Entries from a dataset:
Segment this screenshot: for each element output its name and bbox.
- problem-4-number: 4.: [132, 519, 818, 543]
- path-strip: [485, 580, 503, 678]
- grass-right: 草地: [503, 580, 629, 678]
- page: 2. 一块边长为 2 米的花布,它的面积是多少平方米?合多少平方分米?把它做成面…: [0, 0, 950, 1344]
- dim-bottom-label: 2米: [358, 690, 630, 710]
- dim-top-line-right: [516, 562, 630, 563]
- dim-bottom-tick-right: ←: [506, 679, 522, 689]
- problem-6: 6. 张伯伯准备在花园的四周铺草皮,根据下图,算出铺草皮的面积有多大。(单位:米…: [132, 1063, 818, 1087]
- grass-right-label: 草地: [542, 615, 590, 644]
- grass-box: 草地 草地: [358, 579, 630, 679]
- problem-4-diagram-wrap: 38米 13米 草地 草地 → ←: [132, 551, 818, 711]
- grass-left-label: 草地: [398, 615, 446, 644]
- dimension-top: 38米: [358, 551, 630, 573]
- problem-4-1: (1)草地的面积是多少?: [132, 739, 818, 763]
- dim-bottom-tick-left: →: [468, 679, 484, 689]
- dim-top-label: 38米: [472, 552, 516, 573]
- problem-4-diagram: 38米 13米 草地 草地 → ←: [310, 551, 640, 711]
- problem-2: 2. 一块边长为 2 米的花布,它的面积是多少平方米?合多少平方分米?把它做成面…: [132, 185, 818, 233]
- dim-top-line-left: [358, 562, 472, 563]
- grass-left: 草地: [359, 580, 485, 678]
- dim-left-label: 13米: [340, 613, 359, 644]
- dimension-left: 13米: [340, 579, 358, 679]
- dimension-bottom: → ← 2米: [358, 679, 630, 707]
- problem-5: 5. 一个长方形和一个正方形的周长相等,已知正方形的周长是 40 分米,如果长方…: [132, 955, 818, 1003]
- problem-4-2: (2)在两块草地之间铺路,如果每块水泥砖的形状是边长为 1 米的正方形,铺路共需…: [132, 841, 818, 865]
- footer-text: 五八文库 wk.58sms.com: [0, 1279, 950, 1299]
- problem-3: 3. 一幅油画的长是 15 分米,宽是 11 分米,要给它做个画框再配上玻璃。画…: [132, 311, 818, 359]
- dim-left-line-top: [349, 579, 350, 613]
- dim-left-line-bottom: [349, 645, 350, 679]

_WRITTEN EXERCISE_. Output the items unchanged, from the first line up to and including the line that contains "- problem-4-diagram: 38米".

_FULL ANSWER_.
Segment this screenshot: for each element output its name and bbox.
- problem-4-number: 4.: [132, 519, 818, 543]
- path-strip: [485, 580, 503, 678]
- grass-right: 草地: [503, 580, 629, 678]
- page: 2. 一块边长为 2 米的花布,它的面积是多少平方米?合多少平方分米?把它做成面…: [0, 0, 950, 1344]
- dim-bottom-label: 2米: [358, 690, 630, 710]
- dim-top-line-right: [516, 562, 630, 563]
- dim-bottom-tick-right: ←: [506, 679, 522, 689]
- problem-6: 6. 张伯伯准备在花园的四周铺草皮,根据下图,算出铺草皮的面积有多大。(单位:米…: [132, 1063, 818, 1087]
- grass-right-label: 草地: [542, 615, 590, 644]
- grass-box: 草地 草地: [358, 579, 630, 679]
- problem-4-diagram-wrap: 38米 13米 草地 草地 → ←: [132, 551, 818, 711]
- grass-left-label: 草地: [398, 615, 446, 644]
- dimension-top: 38米: [358, 551, 630, 573]
- problem-4-1: (1)草地的面积是多少?: [132, 739, 818, 763]
- dim-bottom-tick-left: →: [468, 679, 484, 689]
- dim-top-label: 38米: [472, 552, 516, 573]
- problem-4-diagram: 38米 13米 草地 草地 → ←: [310, 551, 640, 711]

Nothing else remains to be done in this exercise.